• THE TASK
Across the entries below, how many lines contain the word "mŕtvych"? Give the number alone.

• GIVEN DATA
^^^^^^^^

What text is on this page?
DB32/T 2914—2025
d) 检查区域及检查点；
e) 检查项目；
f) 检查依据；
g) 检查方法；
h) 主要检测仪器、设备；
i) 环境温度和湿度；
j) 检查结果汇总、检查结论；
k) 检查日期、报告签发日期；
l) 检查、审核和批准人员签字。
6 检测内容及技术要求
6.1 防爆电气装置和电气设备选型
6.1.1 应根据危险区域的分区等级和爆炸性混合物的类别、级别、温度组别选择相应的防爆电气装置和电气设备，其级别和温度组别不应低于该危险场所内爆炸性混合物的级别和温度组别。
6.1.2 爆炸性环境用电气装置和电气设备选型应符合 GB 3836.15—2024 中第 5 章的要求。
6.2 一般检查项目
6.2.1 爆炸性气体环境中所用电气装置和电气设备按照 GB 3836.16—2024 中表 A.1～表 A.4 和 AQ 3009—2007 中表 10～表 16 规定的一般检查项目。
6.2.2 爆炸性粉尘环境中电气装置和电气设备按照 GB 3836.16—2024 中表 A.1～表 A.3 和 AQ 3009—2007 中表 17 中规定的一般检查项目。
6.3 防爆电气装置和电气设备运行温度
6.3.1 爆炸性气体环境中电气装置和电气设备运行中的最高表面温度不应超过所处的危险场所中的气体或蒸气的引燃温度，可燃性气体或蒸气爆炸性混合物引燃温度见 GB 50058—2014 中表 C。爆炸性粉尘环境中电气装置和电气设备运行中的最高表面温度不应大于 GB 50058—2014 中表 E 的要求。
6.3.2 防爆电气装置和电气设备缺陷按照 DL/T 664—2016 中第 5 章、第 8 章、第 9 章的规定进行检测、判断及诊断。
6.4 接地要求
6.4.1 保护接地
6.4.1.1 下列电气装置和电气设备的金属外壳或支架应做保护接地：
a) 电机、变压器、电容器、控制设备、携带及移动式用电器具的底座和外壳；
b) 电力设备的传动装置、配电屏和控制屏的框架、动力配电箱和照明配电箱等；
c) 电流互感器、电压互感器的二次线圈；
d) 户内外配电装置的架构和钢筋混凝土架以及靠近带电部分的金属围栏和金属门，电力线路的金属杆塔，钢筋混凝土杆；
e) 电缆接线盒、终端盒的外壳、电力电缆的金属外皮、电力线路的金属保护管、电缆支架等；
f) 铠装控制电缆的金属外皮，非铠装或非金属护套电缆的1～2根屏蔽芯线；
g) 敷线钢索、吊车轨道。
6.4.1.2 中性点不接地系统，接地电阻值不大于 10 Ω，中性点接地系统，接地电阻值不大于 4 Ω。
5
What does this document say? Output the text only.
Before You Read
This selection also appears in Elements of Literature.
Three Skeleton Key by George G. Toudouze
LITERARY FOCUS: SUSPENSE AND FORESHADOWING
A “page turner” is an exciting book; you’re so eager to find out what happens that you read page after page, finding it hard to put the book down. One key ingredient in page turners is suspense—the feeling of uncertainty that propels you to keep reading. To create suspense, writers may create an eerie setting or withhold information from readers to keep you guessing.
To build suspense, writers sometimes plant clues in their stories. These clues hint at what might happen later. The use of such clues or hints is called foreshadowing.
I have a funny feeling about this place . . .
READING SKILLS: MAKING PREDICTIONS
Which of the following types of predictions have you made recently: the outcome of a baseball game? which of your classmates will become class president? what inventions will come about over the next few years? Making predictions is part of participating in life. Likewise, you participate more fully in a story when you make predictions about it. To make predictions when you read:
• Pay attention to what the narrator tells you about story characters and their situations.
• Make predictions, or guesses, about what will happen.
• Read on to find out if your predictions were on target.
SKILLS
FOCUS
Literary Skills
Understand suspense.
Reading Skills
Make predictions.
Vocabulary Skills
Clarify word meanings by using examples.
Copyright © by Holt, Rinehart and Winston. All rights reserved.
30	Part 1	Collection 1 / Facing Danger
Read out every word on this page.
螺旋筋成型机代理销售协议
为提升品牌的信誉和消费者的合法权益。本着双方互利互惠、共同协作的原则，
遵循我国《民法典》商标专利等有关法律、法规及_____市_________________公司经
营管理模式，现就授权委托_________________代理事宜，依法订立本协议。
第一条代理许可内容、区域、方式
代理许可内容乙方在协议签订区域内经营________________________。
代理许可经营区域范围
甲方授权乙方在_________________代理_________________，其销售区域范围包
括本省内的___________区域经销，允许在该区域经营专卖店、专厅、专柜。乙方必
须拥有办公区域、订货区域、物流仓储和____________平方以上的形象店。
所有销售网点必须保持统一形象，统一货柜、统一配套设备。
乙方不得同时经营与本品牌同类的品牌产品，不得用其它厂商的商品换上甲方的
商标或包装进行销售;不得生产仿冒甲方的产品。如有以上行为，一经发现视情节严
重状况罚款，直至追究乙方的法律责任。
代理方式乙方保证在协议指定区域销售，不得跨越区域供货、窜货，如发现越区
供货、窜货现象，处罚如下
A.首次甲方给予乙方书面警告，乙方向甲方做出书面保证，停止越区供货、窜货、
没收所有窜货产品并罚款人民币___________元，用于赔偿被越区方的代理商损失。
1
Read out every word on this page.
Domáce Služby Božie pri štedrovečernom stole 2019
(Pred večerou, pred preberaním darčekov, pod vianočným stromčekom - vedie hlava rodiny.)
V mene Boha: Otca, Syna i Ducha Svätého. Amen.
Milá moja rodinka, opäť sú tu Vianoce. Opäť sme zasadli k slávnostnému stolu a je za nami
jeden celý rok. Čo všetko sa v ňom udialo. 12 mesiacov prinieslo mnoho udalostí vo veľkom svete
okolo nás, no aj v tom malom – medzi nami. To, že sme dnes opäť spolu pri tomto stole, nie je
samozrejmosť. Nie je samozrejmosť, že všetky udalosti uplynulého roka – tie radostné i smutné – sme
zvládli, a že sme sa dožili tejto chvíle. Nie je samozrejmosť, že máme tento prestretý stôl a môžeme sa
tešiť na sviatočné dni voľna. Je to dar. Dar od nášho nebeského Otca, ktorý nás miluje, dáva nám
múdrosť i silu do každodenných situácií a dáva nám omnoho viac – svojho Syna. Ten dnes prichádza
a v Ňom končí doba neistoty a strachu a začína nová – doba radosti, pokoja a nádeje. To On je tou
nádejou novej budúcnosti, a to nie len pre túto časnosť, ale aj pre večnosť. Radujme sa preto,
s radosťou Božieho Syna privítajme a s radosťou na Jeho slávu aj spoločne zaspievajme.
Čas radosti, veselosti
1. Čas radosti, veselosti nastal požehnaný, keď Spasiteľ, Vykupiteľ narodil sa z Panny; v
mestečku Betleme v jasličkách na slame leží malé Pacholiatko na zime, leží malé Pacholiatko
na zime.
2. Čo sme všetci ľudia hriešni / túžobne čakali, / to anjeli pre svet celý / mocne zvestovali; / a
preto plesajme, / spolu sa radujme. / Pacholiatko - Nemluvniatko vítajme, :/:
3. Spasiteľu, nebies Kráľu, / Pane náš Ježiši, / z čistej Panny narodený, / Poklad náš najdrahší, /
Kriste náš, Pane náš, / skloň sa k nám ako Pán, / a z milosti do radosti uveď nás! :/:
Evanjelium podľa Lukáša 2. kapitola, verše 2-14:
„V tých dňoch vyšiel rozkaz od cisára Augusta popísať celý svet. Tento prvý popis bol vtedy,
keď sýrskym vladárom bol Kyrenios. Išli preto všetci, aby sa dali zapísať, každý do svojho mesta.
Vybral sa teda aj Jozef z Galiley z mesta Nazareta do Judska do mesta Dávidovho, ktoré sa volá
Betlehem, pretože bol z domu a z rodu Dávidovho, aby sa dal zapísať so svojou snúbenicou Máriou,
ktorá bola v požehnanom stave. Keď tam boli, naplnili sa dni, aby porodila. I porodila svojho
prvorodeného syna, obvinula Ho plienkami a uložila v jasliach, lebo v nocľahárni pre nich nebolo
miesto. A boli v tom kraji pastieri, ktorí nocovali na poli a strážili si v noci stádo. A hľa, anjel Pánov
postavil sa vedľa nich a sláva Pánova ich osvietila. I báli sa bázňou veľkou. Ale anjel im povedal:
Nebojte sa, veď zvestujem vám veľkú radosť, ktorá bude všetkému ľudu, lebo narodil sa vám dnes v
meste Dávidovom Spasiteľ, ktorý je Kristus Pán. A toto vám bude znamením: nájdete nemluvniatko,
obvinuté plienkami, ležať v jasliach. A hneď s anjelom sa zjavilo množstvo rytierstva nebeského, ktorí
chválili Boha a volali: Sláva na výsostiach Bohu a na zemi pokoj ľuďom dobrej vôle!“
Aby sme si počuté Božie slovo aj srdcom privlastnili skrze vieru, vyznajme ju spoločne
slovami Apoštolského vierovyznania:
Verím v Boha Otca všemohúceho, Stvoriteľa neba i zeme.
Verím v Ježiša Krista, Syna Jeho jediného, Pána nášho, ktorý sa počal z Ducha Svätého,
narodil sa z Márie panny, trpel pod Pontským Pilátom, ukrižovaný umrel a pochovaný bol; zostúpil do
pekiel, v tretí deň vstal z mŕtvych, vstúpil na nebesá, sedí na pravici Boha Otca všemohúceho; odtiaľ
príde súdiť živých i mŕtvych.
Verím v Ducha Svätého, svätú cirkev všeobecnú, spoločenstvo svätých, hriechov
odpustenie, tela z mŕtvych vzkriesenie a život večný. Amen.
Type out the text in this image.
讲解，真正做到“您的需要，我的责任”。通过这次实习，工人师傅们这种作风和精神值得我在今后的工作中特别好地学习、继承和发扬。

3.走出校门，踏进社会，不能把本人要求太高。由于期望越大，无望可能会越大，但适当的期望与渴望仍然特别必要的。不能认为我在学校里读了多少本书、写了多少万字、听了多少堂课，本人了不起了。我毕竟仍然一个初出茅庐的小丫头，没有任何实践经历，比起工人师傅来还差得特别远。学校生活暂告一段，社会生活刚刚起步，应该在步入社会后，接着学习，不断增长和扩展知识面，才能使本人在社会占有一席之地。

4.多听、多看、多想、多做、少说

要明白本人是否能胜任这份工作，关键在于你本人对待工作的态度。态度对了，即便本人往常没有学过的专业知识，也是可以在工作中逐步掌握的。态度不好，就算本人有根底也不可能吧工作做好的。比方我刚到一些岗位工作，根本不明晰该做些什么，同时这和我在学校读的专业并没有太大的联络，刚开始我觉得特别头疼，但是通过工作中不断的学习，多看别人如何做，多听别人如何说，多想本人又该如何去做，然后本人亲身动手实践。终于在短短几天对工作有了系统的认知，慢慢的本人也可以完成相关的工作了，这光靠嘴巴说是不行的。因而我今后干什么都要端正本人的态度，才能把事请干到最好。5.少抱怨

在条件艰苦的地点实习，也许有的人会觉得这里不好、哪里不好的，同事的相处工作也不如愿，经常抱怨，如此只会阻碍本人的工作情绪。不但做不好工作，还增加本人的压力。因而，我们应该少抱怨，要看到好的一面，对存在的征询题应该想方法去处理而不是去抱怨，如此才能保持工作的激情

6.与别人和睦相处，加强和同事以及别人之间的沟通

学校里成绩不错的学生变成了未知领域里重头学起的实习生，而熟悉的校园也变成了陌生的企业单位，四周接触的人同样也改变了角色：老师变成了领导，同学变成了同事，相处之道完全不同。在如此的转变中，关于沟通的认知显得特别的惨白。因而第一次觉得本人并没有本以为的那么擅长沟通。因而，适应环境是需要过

^^^^^^^^

• RESPONSE TO THE EXERCISE
3